Written request a
In the editorial on journal impact factors, what declaration do the authors say they signed?
— start of Document segment —
Early career scientists today face many obstacles in their effort to achieve an independent career, including stiff competition for grant funding and jobs. Many of these hurdles reappear throughout one’s scientific career; thus, for example, achieving and maintaining external funding for one’s research is a widely used criterion in evaluations for academic advancement. One widely perceived barrier to scientific success and career advancement is the necessity of having recent publications in “high impact” journals. Most of us have had personal experiences with grant review panels, academic search committees, and academic promotion committees in which the evaluation of scientific productivity appears to be reduced to journal impact-factor arithmetic.

There is a growing realization in the scientific community that the use of the journal impact factor as an evaluation criterion for the quality of the science in an article is harmful not only to individuals who are being evaluated for jobs, promotions, and grants but, indeed, to the very fabric of science, as commented upon previously in these pages (Andersen, 2008). Indeed, a large body of scientists, including ourselves, has taken an open stand on this matter in signing the San Francisco Declaration of Research Assessment (DORA). DORA lays out a set of principles for the assessment of science and scientists to which its signatories have subscribed, and it has inspired insightful editorials and commentaries (see “News about DORA” for links to some of these pieces).

Here we rejoin the chorus calling for the scientific community in its actions on search committees, promotion committees, and study sections to refocus their evaluations on the contents and substance of publications, rather than on their venue. Given the broad distribution of scientific evaluation, it is impractical to expect a top-down reformation in how science is evaluated. However, one department, one panel, one committee at a time, we can experiment with new approaches, holding each of these to criteria we publicly acknowledge. As part of this effort, in this issue we open our editorial pages as a forum for discussion by scientific leaders in the physiology community. In the first guest editorial devoted to this topic, Dr. Robert Balaban, scientific director of the Division of Intramural Research at National Heart, Lung, and Blood Institute (NHLBI), shares his values for evaluating the research productivity and describes how he has implemented these values at NHLBI. To effect a renewal of the evaluation process, we scientists need to acknowledge that we have been complicit in allowing publication venue to serve as a surrogate for quality. Then, the grass-roots effort underway in DORA could result in a community in which the quality of the research is the prime criterion of scientific merit. As Marc Kirschner so eloquently put it, “The scientific community must create leadership with the courage and independence to take control of the structure of its training, the peer review of its journals, the organization of grant review panels, and the overall priorities that are set” (Kirschner, 2013).
— end of Document segment —
— start of Dataset content —
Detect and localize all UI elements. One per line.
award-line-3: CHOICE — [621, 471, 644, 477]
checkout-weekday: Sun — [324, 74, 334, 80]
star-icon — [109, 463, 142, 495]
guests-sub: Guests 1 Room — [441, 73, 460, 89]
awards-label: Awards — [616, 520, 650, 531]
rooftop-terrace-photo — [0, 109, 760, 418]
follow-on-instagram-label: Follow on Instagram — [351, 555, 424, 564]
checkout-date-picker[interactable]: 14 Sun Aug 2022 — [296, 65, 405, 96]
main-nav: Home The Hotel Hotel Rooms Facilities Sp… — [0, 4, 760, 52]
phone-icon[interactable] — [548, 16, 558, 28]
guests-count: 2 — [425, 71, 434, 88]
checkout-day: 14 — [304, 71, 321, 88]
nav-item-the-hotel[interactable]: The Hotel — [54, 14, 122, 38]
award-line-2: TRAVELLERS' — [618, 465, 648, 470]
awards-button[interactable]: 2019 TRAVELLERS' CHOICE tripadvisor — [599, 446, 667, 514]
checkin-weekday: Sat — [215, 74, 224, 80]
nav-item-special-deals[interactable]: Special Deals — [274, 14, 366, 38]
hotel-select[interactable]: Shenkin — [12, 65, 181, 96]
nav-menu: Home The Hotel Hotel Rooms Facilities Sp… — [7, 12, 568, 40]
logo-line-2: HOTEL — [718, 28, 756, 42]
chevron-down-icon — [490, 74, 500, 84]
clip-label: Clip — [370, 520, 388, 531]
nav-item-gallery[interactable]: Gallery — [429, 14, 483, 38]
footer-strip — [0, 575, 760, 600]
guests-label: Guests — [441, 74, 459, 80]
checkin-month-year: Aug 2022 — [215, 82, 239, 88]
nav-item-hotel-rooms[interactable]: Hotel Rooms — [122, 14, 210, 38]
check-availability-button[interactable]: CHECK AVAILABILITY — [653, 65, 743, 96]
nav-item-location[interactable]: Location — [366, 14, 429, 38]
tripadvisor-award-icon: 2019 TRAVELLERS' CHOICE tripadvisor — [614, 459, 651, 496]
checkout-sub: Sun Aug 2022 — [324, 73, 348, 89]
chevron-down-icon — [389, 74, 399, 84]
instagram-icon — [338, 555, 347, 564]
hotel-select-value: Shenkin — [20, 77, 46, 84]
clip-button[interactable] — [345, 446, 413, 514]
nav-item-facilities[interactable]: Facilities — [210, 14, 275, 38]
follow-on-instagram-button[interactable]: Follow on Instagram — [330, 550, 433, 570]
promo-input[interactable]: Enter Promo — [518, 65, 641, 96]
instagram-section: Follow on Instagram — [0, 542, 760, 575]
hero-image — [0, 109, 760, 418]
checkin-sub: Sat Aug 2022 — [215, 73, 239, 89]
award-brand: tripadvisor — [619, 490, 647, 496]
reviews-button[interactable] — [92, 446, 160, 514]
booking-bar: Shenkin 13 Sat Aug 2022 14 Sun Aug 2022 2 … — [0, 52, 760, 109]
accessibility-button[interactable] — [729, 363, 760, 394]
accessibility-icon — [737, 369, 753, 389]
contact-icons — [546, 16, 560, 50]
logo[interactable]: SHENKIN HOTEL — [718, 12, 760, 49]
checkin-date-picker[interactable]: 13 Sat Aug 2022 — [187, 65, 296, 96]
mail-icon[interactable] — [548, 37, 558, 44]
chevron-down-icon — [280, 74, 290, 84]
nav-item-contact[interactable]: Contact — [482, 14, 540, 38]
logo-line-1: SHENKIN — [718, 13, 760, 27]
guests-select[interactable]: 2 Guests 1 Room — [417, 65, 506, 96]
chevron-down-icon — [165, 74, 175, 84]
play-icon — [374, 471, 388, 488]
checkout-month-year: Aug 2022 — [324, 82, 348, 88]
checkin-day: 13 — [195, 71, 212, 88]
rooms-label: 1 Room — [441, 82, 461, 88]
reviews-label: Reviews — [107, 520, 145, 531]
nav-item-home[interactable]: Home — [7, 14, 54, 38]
— end of Dataset content —
Written request b
Rewrite the records from their first line through the line with "awards-label: Awards — [616, 520, 650, 531]", changing "Sun" to "Mon" and leaving everything else as it is. Return only those lines.

Correct response a
The San Francisco Declaration of Research Assessment (DORA).

Correct response b
Detect and localize all UI elements. One per line.
award-line-3: CHOICE — [621, 471, 644, 477]
checkout-weekday: Mon — [324, 74, 334, 80]
star-icon — [109, 463, 142, 495]
guests-sub: Guests 1 Room — [441, 73, 460, 89]
awards-label: Awards — [616, 520, 650, 531]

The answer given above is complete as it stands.